▶ REQUIRED TASK:
Pull out each line of the data that includes the word "Group".

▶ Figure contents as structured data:
[START]
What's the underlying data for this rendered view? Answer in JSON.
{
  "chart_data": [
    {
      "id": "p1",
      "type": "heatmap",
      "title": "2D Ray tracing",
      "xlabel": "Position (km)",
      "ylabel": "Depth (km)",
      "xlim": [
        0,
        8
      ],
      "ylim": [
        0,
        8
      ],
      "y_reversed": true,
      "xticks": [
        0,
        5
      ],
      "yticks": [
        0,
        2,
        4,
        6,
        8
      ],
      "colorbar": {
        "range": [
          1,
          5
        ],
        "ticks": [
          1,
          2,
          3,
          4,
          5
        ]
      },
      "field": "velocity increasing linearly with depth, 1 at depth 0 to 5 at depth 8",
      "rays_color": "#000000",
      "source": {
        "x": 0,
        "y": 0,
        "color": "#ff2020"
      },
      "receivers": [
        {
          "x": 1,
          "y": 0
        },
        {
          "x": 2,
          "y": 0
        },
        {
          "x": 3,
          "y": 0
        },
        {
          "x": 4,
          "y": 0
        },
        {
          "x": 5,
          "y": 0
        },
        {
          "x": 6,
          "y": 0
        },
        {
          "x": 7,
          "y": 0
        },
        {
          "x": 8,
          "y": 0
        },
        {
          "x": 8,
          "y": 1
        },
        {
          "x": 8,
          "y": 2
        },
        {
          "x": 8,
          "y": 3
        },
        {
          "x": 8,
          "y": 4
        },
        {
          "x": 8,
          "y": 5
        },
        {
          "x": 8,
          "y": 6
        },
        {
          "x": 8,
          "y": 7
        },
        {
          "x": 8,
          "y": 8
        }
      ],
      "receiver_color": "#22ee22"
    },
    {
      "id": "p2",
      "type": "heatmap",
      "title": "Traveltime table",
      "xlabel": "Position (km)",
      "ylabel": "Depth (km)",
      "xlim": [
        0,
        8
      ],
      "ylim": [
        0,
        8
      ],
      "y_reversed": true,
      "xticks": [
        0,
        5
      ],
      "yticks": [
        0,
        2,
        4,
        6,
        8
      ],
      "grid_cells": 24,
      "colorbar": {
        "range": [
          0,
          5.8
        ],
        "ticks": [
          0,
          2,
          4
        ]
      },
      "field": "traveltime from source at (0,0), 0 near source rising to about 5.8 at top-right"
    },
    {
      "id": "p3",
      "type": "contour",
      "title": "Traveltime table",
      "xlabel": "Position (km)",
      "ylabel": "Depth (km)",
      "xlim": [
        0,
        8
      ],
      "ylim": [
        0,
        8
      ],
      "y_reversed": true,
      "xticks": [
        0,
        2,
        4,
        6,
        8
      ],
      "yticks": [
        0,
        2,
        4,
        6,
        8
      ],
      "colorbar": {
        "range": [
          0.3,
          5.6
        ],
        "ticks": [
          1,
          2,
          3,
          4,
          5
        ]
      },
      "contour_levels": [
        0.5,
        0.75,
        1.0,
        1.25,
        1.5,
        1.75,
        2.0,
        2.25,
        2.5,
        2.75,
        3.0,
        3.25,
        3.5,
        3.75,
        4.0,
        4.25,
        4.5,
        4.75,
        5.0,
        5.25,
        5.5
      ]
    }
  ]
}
[END]
[START]
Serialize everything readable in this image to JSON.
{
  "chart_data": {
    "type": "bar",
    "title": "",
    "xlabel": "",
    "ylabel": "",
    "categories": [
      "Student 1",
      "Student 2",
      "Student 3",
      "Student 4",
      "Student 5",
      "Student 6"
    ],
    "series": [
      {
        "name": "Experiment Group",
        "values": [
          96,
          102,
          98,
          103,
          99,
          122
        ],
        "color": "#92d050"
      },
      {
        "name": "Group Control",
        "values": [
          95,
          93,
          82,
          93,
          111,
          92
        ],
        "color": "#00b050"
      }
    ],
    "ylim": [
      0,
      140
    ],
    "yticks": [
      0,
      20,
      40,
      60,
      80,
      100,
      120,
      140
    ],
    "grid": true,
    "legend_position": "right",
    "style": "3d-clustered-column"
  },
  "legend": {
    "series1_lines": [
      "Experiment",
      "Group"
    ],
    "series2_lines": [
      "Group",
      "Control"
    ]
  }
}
[END]
[START]
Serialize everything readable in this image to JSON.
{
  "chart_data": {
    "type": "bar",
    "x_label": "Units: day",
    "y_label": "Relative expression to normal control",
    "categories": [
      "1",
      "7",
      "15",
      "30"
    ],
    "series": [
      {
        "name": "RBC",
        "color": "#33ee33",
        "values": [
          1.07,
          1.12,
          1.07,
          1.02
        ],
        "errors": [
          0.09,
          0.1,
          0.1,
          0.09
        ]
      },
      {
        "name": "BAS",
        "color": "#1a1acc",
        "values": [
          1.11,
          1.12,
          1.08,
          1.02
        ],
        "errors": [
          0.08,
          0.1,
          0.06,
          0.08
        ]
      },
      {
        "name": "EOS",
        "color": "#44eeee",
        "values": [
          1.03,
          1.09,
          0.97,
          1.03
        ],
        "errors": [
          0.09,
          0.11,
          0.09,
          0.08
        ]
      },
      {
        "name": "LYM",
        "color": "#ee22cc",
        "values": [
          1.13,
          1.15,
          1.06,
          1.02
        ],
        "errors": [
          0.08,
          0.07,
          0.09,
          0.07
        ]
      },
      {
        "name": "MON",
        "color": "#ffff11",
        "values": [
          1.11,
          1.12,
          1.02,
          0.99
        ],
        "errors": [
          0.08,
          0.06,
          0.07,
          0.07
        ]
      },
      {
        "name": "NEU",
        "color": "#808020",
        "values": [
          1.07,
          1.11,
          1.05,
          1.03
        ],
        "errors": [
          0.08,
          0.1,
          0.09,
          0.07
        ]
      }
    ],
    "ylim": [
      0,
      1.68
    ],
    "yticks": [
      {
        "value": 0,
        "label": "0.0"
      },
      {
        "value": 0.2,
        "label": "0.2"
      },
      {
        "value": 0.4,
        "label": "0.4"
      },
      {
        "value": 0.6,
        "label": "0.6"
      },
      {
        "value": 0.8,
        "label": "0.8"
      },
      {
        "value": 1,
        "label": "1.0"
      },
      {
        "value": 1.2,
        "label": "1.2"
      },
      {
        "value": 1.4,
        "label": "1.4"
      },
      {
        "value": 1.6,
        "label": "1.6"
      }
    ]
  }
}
[END]
▶ EXERCISE ANSWER:
        "name": "Experiment Group",
        "name": "Group Control",
      "Group"
      "Group",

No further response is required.